**Task directions:**
Return, unchanged, the lines of the records from the line with "455, 439, 462]" to the line with "1170, 353, 1176]", including both of those lines.

:: Information shown

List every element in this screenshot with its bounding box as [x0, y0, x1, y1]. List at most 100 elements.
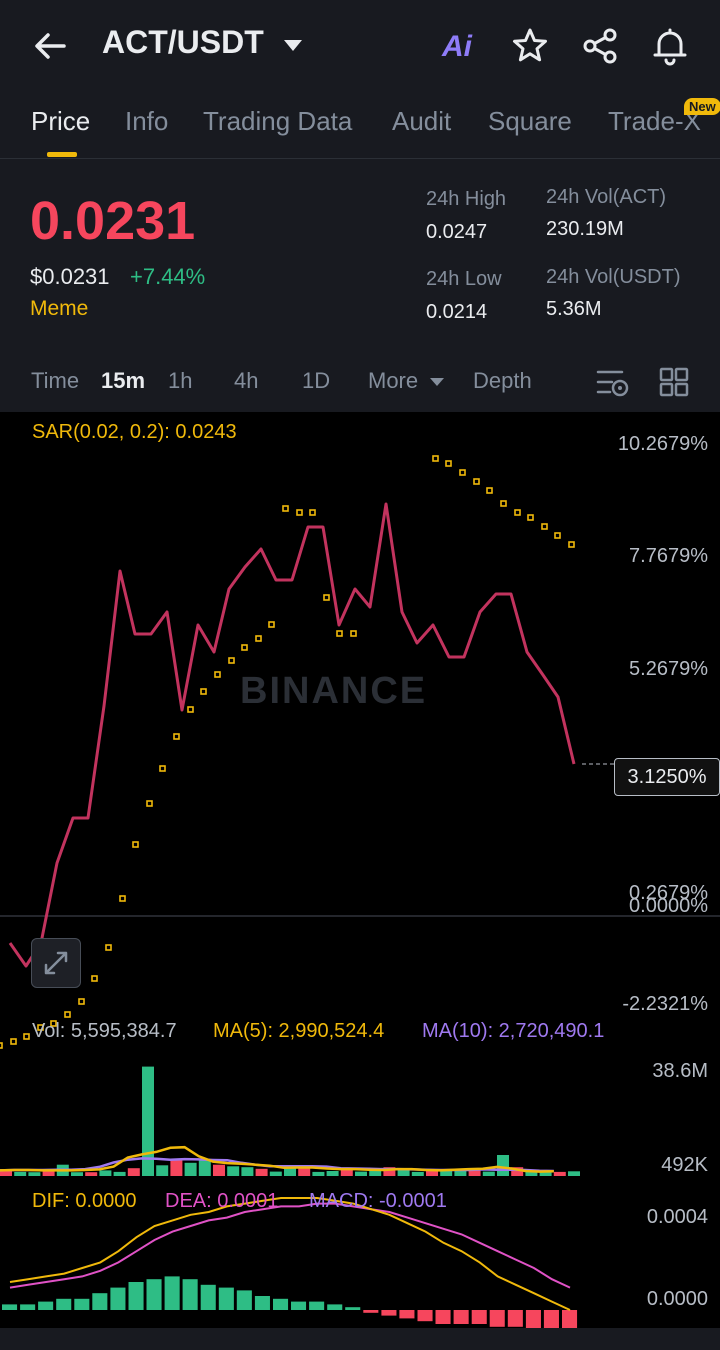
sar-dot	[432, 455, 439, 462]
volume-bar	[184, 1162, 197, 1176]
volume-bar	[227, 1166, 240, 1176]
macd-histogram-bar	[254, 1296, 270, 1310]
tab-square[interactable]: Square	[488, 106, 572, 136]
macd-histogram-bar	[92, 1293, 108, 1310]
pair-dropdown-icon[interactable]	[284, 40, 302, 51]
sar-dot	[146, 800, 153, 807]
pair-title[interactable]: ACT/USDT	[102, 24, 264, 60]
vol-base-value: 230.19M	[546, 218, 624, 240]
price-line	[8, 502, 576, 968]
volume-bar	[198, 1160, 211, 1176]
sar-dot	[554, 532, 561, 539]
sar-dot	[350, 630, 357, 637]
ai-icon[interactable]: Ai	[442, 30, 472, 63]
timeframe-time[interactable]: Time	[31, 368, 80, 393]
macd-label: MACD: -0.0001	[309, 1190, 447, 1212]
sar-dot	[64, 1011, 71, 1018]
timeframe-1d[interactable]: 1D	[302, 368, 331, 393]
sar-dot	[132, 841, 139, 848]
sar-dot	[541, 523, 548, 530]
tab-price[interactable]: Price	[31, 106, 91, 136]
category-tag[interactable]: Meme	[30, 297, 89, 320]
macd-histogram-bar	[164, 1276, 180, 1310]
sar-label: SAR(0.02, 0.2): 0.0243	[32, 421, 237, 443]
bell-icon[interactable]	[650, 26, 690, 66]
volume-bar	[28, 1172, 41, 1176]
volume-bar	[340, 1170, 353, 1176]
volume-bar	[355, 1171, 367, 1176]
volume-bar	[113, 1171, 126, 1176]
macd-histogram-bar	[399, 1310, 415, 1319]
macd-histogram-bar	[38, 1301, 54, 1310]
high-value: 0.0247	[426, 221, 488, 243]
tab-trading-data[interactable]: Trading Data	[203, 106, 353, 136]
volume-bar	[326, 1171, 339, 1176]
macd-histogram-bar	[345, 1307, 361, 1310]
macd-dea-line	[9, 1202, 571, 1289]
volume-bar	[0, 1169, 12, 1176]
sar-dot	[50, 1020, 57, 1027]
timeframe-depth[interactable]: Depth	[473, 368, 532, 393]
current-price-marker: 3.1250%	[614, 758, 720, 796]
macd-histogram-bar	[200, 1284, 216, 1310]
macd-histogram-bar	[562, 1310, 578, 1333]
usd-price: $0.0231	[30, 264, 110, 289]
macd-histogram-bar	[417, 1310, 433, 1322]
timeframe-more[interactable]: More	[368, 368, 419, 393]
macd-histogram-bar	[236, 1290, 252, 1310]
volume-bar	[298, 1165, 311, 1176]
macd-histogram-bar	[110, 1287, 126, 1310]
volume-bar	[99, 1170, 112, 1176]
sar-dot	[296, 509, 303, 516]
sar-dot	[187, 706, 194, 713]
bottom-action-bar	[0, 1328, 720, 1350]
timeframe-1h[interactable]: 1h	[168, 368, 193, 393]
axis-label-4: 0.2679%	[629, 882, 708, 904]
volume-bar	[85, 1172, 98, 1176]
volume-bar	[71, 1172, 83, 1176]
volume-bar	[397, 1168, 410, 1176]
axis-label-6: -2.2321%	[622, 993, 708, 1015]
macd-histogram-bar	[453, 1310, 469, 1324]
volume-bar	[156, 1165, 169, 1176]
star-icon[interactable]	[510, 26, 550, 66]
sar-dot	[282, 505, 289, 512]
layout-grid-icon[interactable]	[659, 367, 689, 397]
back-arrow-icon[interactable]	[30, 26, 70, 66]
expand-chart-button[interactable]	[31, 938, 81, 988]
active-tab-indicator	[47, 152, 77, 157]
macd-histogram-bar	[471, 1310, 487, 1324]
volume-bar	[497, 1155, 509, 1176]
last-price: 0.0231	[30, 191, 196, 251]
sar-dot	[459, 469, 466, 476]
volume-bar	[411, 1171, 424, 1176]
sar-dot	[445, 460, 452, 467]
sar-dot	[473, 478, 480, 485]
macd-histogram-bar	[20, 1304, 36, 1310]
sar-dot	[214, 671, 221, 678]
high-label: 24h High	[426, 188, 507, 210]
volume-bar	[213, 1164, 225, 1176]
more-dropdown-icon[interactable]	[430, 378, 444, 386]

::::

**Exercise solution:**
sar-dot	[432, 455, 439, 462]
volume-bar	[184, 1162, 197, 1176]
volume-bar	[227, 1166, 240, 1176]
macd-histogram-bar	[254, 1296, 270, 1310]
tab-square[interactable]: Square	[488, 106, 572, 136]
macd-histogram-bar	[92, 1293, 108, 1310]
pair-dropdown-icon[interactable]	[284, 40, 302, 51]
sar-dot	[146, 800, 153, 807]
pair-title[interactable]: ACT/USDT	[102, 24, 264, 60]
vol-base-value: 230.19M	[546, 218, 624, 240]
price-line	[8, 502, 576, 968]
volume-bar	[198, 1160, 211, 1176]
sar-dot	[554, 532, 561, 539]
sar-dot	[350, 630, 357, 637]
ai-icon[interactable]: Ai	[442, 30, 472, 63]
timeframe-time[interactable]: Time	[31, 368, 80, 393]
macd-label: MACD: -0.0001	[309, 1190, 447, 1212]
sar-dot	[64, 1011, 71, 1018]
timeframe-1d[interactable]: 1D	[302, 368, 331, 393]
sar-dot	[132, 841, 139, 848]
sar-dot	[541, 523, 548, 530]
tab-price[interactable]: Price	[31, 106, 91, 136]
category-tag[interactable]: Meme	[30, 297, 89, 320]
macd-histogram-bar	[164, 1276, 180, 1310]
sar-label: SAR(0.02, 0.2): 0.0243	[32, 421, 237, 443]
bell-icon[interactable]	[650, 26, 690, 66]
volume-bar	[28, 1172, 41, 1176]
volume-bar	[340, 1170, 353, 1176]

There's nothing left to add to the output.